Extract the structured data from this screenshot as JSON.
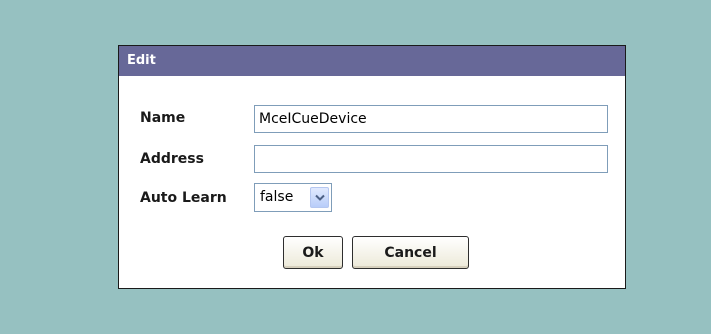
{
  "dialog": {
    "title": "Edit",
    "fields": {
      "name": {
        "label": "Name",
        "value": "MceICueDevice"
      },
      "address": {
        "label": "Address",
        "value": ""
      },
      "auto_learn": {
        "label": "Auto Learn",
        "value": "false"
      }
    },
    "buttons": {
      "ok": "Ok",
      "cancel": "Cancel"
    }
  },
  "colors": {
    "background": "#96c1c1",
    "titlebar": "#676898"
  },
  "icons": {
    "dropdown": "chevron-down-icon"
  }
}
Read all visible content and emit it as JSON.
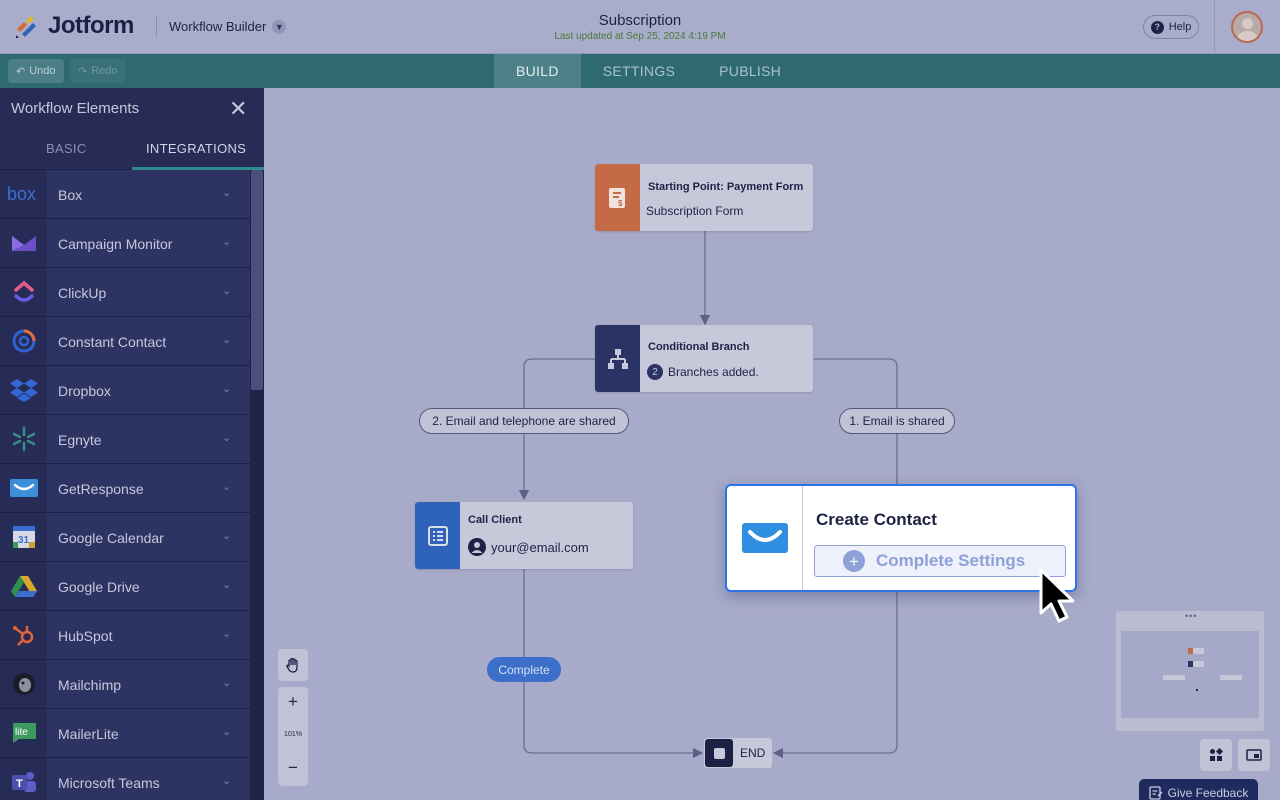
{
  "header": {
    "logo_text": "Jotform",
    "builder_label": "Workflow Builder",
    "doc_title": "Subscription",
    "doc_subtitle": "Last updated at Sep 25, 2024 4:19 PM",
    "help_label": "Help"
  },
  "toolbar": {
    "undo_label": "Undo",
    "redo_label": "Redo",
    "tabs": [
      {
        "label": "BUILD",
        "active": true
      },
      {
        "label": "SETTINGS",
        "active": false
      },
      {
        "label": "PUBLISH",
        "active": false
      }
    ]
  },
  "sidebar": {
    "title": "Workflow Elements",
    "tabs": [
      {
        "label": "BASIC",
        "active": false
      },
      {
        "label": "INTEGRATIONS",
        "active": true
      }
    ],
    "items": [
      {
        "label": "Box",
        "icon": "box-icon"
      },
      {
        "label": "Campaign Monitor",
        "icon": "campaign-monitor-icon"
      },
      {
        "label": "ClickUp",
        "icon": "clickup-icon"
      },
      {
        "label": "Constant Contact",
        "icon": "constant-contact-icon"
      },
      {
        "label": "Dropbox",
        "icon": "dropbox-icon"
      },
      {
        "label": "Egnyte",
        "icon": "egnyte-icon"
      },
      {
        "label": "GetResponse",
        "icon": "getresponse-icon"
      },
      {
        "label": "Google Calendar",
        "icon": "google-calendar-icon"
      },
      {
        "label": "Google Drive",
        "icon": "google-drive-icon"
      },
      {
        "label": "HubSpot",
        "icon": "hubspot-icon"
      },
      {
        "label": "Mailchimp",
        "icon": "mailchimp-icon"
      },
      {
        "label": "MailerLite",
        "icon": "mailerlite-icon"
      },
      {
        "label": "Microsoft Teams",
        "icon": "microsoft-teams-icon"
      }
    ]
  },
  "canvas": {
    "start_node": {
      "title": "Starting Point: Payment Form",
      "subtitle": "Subscription Form"
    },
    "branch_node": {
      "title": "Conditional Branch",
      "count": "2",
      "subtitle": "Branches added."
    },
    "branch_left_label": "2. Email and telephone are shared",
    "branch_right_label": "1. Email is shared",
    "call_node": {
      "title": "Call Client",
      "subtitle": "your@email.com"
    },
    "complete_label": "Complete",
    "create_contact": {
      "title": "Create Contact",
      "button_label": "Complete Settings"
    },
    "end_label": "END",
    "zoom_level": "101%",
    "feedback_label": "Give Feedback"
  },
  "colors": {
    "accent_blue": "#2e73e8",
    "toolbar_teal": "#2f6a73",
    "sidebar_bg": "#262c55",
    "start_node_orange": "#c46a45",
    "branch_node_navy": "#2b3264",
    "call_node_blue": "#2f63b9"
  }
}
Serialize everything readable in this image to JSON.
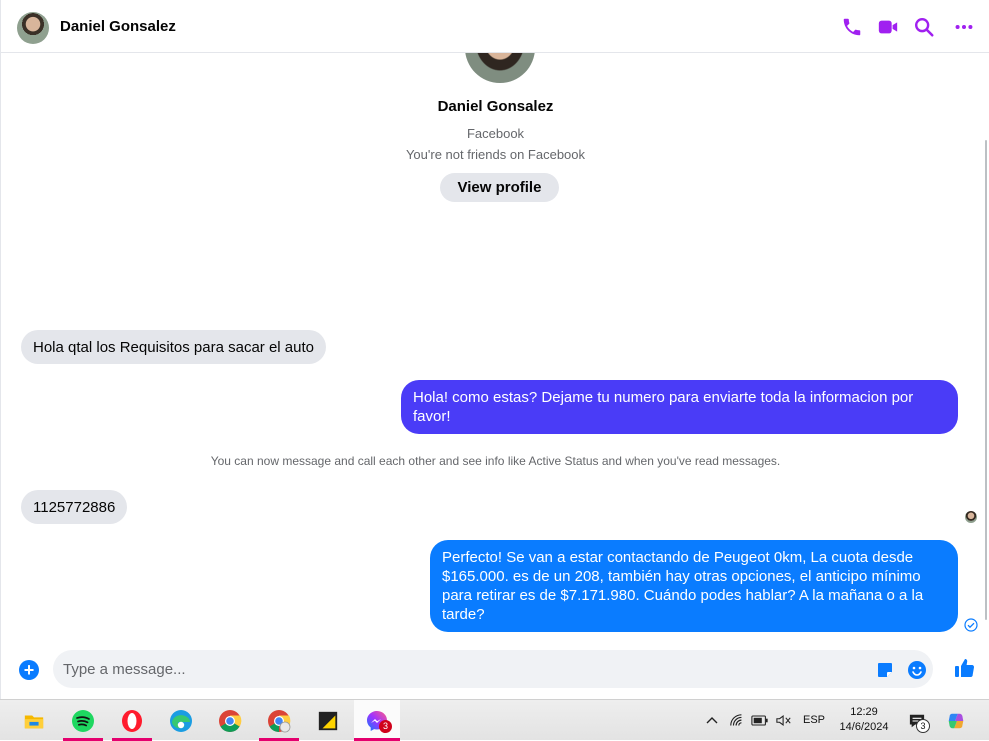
{
  "header": {
    "contact_name": "Daniel Gonsalez",
    "icons": [
      "phone-icon",
      "video-camera-icon",
      "search-icon",
      "more-icon"
    ],
    "accent": "#a020f0"
  },
  "profile": {
    "name": "Daniel Gonsalez",
    "platform": "Facebook",
    "friend_status": "You're not friends on Facebook",
    "view_profile_label": "View profile"
  },
  "messages": [
    {
      "direction": "incoming",
      "text": "Hola qtal los Requisitos para sacar el auto"
    },
    {
      "direction": "outgoing",
      "text": "Hola! como estas? Dejame tu numero para enviarte toda la informacion por favor!"
    },
    {
      "direction": "incoming",
      "text": "1125772886"
    },
    {
      "direction": "outgoing",
      "text": "Perfecto!  Se van a estar contactando de Peugeot 0km, La cuota desde $165.000. es de un 208, también hay otras opciones, el anticipo mínimo para retirar es de $7.171.980. Cuándo podes hablar? A la mañana o a la tarde?"
    }
  ],
  "system_note": "You can now message and call each other and see info like Active Status and when you've read messages.",
  "composer": {
    "placeholder": "Type a message...",
    "value": ""
  },
  "colors": {
    "outgoing_bubble_1": "#4a3cf7",
    "outgoing_bubble_2": "#0a7cff",
    "incoming_bubble": "#e4e6eb",
    "brand_blue": "#0a7cff"
  },
  "taskbar": {
    "apps": [
      "file-explorer-icon",
      "spotify-icon",
      "opera-icon",
      "edge-icon",
      "chrome-icon",
      "chrome-profile-icon",
      "sticky-notes-icon",
      "messenger-icon"
    ],
    "messenger_badge": "3",
    "language": "ESP",
    "time": "12:29",
    "date": "14/6/2024",
    "notification_count": "3"
  }
}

===

WORK TO BE COMPLETED: Copy the material exactly. Do not include the pictures.

EXERCISE ANSWER:
Extract the structured data from this screenshot as JSON.
{
  "dialog": {
    "title": "Edit",
    "fields": {
      "name": {
        "label": "Name",
        "value": "MceICueDevice"
      },
      "address": {
        "label": "Address",
        "value": ""
      },
      "auto_learn": {
        "label": "Auto Learn",
        "value": "false"
      }
    },
    "buttons": {
      "ok": "Ok",
      "cancel": "Cancel"
    }
  },
  "colors": {
    "background": "#96c1c1",
    "titlebar": "#676898"
  },
  "icons": {
    "dropdown": "chevron-down-icon"
  }
}
Read all visible content and emit it as JSON.
{
  "header": {
    "logo_text": "Jotform",
    "builder_label": "Workflow Builder",
    "doc_title": "Subscription",
    "doc_subtitle": "Last updated at Sep 25, 2024 4:19 PM",
    "help_label": "Help"
  },
  "toolbar": {
    "undo_label": "Undo",
    "redo_label": "Redo",
    "tabs": [
      {
        "label": "BUILD",
        "active": true
      },
      {
        "label": "SETTINGS",
        "active": false
      },
      {
        "label": "PUBLISH",
        "active": false
      }
    ]
  },
  "sidebar": {
    "title": "Workflow Elements",
    "tabs": [
      {
        "label": "BASIC",
        "active": false
      },
      {
        "label": "INTEGRATIONS",
        "active": true
      }
    ],
    "items": [
      {
        "label": "Box",
        "icon": "box-icon"
      },
      {
        "label": "Campaign Monitor",
        "icon": "campaign-monitor-icon"
      },
      {
        "label": "ClickUp",
        "icon": "clickup-icon"
      },
      {
        "label": "Constant Contact",
        "icon": "constant-contact-icon"
      },
      {
        "label": "Dropbox",
        "icon": "dropbox-icon"
      },
      {
        "label": "Egnyte",
        "icon": "egnyte-icon"
      },
      {
        "label": "GetResponse",
        "icon": "getresponse-icon"
      },
      {
        "label": "Google Calendar",
        "icon": "google-calendar-icon"
      },
      {
        "label": "Google Drive",
        "icon": "google-drive-icon"
      },
      {
        "label": "HubSpot",
        "icon": "hubspot-icon"
      },
      {
        "label": "Mailchimp",
        "icon": "mailchimp-icon"
      },
      {
        "label": "MailerLite",
        "icon": "mailerlite-icon"
      },
      {
        "label": "Microsoft Teams",
        "icon": "microsoft-teams-icon"
      }
    ]
  },
  "canvas": {
    "start_node": {
      "title": "Starting Point: Payment Form",
      "subtitle": "Subscription Form"
    },
    "branch_node": {
      "title": "Conditional Branch",
      "count": "2",
      "subtitle": "Branches added."
    },
    "branch_left_label": "2. Email and telephone are shared",
    "branch_right_label": "1. Email is shared",
    "call_node": {
      "title": "Call Client",
      "subtitle": "your@email.com"
    },
    "complete_label": "Complete",
    "create_contact": {
      "title": "Create Contact",
      "button_label": "Complete Settings"
    },
    "end_label": "END",
    "zoom_level": "101%",
    "feedback_label": "Give Feedback"
  },
  "colors": {
    "accent_blue": "#2e73e8",
    "toolbar_teal": "#2f6a73",
    "sidebar_bg": "#262c55",
    "start_node_orange": "#c46a45",
    "branch_node_navy": "#2b3264",
    "call_node_blue": "#2f63b9"
  }
}
Serialize everything readable in this image to JSON.
{
  "header": {
    "contact_name": "Daniel Gonsalez",
    "icons": [
      "phone-icon",
      "video-camera-icon",
      "search-icon",
      "more-icon"
    ],
    "accent": "#a020f0"
  },
  "profile": {
    "name": "Daniel Gonsalez",
    "platform": "Facebook",
    "friend_status": "You're not friends on Facebook",
    "view_profile_label": "View profile"
  },
  "messages": [
    {
      "direction": "incoming",
      "text": "Hola qtal los Requisitos para sacar el auto"
    },
    {
      "direction": "outgoing",
      "text": "Hola! como estas? Dejame tu numero para enviarte toda la informacion por favor!"
    },
    {
      "direction": "incoming",
      "text": "1125772886"
    },
    {
      "direction": "outgoing",
      "text": "Perfecto!  Se van a estar contactando de Peugeot 0km, La cuota desde $165.000. es de un 208, también hay otras opciones, el anticipo mínimo para retirar es de $7.171.980. Cuándo podes hablar? A la mañana o a la tarde?"
    }
  ],
  "system_note": "You can now message and call each other and see info like Active Status and when you've read messages.",
  "composer": {
    "placeholder": "Type a message...",
    "value": ""
  },
  "colors": {
    "outgoing_bubble_1": "#4a3cf7",
    "outgoing_bubble_2": "#0a7cff",
    "incoming_bubble": "#e4e6eb",
    "brand_blue": "#0a7cff"
  },
  "taskbar": {
    "apps": [
      "file-explorer-icon",
      "spotify-icon",
      "opera-icon",
      "edge-icon",
      "chrome-icon",
      "chrome-profile-icon",
      "sticky-notes-icon",
      "messenger-icon"
    ],
    "messenger_badge": "3",
    "language": "ESP",
    "time": "12:29",
    "date": "14/6/2024",
    "notification_count": "3"
  }
}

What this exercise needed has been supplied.